▸ **LISTING**
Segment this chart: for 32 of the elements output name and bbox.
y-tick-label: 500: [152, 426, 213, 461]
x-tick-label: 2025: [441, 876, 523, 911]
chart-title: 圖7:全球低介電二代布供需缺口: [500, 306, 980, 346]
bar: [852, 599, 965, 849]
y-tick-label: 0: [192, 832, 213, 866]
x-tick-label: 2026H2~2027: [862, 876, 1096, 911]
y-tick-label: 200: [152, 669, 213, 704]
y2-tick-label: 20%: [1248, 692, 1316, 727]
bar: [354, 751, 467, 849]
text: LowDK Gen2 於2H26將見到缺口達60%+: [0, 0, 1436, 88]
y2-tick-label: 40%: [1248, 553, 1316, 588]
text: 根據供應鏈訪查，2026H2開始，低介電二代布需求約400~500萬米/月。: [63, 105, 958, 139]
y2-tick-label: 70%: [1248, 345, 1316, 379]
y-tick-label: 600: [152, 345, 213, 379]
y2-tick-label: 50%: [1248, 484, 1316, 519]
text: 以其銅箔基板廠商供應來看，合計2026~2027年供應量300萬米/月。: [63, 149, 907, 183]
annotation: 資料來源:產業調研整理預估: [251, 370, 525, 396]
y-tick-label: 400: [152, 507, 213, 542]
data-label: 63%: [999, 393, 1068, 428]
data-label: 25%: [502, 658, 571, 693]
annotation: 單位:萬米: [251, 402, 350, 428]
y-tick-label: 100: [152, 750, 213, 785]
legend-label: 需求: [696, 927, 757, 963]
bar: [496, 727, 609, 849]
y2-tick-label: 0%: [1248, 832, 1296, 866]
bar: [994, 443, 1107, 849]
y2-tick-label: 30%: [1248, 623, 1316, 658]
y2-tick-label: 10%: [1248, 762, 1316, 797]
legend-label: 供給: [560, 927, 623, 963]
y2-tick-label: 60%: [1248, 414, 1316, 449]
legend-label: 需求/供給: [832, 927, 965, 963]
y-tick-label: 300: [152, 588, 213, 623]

▸ **PROBLEM STATEMENT**
Reproduce every line of the records above verbatim.

▸ **RESPONSE TO THIS TASK**
Segment this chart: for 32 of the elements output name and bbox.
y-tick-label: 500: [152, 426, 213, 461]
x-tick-label: 2025: [441, 876, 523, 911]
chart-title: 圖7:全球低介電二代布供需缺口: [500, 306, 980, 346]
bar: [852, 599, 965, 849]
y-tick-label: 0: [192, 832, 213, 866]
x-tick-label: 2026H2~2027: [862, 876, 1096, 911]
y-tick-label: 200: [152, 669, 213, 704]
y2-tick-label: 20%: [1248, 692, 1316, 727]
bar: [354, 751, 467, 849]
text: LowDK Gen2 於2H26將見到缺口達60%+: [0, 0, 1436, 88]
y2-tick-label: 40%: [1248, 553, 1316, 588]
text: 根據供應鏈訪查，2026H2開始，低介電二代布需求約400~500萬米/月。: [63, 105, 958, 139]
y2-tick-label: 70%: [1248, 345, 1316, 379]
y-tick-label: 600: [152, 345, 213, 379]
y2-tick-label: 50%: [1248, 484, 1316, 519]
text: 以其銅箔基板廠商供應來看，合計2026~2027年供應量300萬米/月。: [63, 149, 907, 183]
annotation: 資料來源:產業調研整理預估: [251, 370, 525, 396]
y-tick-label: 400: [152, 507, 213, 542]
data-label: 63%: [999, 393, 1068, 428]
data-label: 25%: [502, 658, 571, 693]
annotation: 單位:萬米: [251, 402, 350, 428]
y-tick-label: 100: [152, 750, 213, 785]
legend-label: 需求: [696, 927, 757, 963]
bar: [496, 727, 609, 849]
y2-tick-label: 0%: [1248, 832, 1296, 866]
bar: [994, 443, 1107, 849]
y2-tick-label: 30%: [1248, 623, 1316, 658]
y2-tick-label: 10%: [1248, 762, 1316, 797]
legend-label: 供給: [560, 927, 623, 963]
y2-tick-label: 60%: [1248, 414, 1316, 449]
legend-label: 需求/供給: [832, 927, 965, 963]
y-tick-label: 300: [152, 588, 213, 623]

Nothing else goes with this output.